[Begin Data listing]
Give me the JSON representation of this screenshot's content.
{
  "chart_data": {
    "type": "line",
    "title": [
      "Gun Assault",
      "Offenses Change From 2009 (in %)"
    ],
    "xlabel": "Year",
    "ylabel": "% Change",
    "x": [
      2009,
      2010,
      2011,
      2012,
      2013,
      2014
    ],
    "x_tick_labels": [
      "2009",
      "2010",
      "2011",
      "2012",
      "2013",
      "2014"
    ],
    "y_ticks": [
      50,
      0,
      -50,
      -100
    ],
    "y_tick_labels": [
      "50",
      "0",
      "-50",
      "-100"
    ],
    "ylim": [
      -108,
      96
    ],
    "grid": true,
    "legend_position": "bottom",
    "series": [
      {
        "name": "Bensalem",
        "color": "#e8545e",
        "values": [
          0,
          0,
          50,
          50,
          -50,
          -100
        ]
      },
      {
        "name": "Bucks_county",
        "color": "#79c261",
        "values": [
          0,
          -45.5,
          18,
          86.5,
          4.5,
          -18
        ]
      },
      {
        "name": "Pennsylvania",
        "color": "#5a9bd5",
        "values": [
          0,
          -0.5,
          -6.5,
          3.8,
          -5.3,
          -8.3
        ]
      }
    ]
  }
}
[End Data listing]
[Begin Data listing]
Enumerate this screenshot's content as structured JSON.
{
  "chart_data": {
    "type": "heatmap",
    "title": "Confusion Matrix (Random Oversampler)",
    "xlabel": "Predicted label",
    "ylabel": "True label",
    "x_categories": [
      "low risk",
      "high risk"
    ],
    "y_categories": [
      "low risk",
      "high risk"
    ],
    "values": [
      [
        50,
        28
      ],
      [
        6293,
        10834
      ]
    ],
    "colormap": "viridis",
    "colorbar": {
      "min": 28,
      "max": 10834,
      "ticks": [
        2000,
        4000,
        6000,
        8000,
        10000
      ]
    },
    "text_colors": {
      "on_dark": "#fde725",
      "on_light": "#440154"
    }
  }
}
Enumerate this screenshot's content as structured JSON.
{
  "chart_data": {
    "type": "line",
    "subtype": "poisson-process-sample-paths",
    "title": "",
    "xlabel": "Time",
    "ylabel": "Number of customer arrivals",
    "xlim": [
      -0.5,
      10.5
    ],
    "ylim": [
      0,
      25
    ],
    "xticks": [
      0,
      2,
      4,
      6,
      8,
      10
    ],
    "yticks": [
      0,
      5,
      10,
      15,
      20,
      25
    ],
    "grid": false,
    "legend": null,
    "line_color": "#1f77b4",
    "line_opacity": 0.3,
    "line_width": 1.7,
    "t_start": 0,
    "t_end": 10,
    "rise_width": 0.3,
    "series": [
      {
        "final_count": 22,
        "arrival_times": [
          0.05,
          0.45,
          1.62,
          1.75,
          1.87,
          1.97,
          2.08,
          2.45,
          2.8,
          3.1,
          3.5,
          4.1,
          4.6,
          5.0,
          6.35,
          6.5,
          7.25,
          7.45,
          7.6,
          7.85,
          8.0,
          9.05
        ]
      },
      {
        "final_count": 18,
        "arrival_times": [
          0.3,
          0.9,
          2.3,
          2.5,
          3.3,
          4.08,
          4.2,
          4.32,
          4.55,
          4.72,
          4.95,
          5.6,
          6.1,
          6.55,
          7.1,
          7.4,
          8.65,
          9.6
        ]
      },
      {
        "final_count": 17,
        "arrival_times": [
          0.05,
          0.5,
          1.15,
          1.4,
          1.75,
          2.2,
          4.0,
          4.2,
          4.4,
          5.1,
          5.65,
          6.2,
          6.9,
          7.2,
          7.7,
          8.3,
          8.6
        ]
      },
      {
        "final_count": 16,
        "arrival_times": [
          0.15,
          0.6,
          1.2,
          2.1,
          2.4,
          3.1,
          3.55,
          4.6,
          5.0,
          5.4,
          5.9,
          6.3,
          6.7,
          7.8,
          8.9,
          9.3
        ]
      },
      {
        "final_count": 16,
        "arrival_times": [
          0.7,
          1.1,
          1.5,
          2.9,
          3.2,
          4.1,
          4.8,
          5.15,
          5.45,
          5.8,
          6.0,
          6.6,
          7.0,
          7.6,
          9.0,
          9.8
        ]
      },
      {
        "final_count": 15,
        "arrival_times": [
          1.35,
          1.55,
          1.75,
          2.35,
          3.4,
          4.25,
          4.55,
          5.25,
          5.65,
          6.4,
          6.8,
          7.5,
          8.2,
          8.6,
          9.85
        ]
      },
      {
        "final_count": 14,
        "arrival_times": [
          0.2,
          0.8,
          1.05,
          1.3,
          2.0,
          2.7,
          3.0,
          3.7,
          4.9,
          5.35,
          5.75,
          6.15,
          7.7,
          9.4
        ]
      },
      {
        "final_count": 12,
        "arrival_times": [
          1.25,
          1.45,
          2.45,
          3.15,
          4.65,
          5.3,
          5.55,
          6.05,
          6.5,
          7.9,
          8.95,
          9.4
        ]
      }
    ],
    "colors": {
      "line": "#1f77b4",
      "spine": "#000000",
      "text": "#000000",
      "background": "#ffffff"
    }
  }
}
[End Data listing]
▸ **The request**: From the records above, copy every line that holds the word "title".

▸ **Solution to this problem**:
    "title": [
    "title": "Confusion Matrix (Random Oversampler)",
    "title": "",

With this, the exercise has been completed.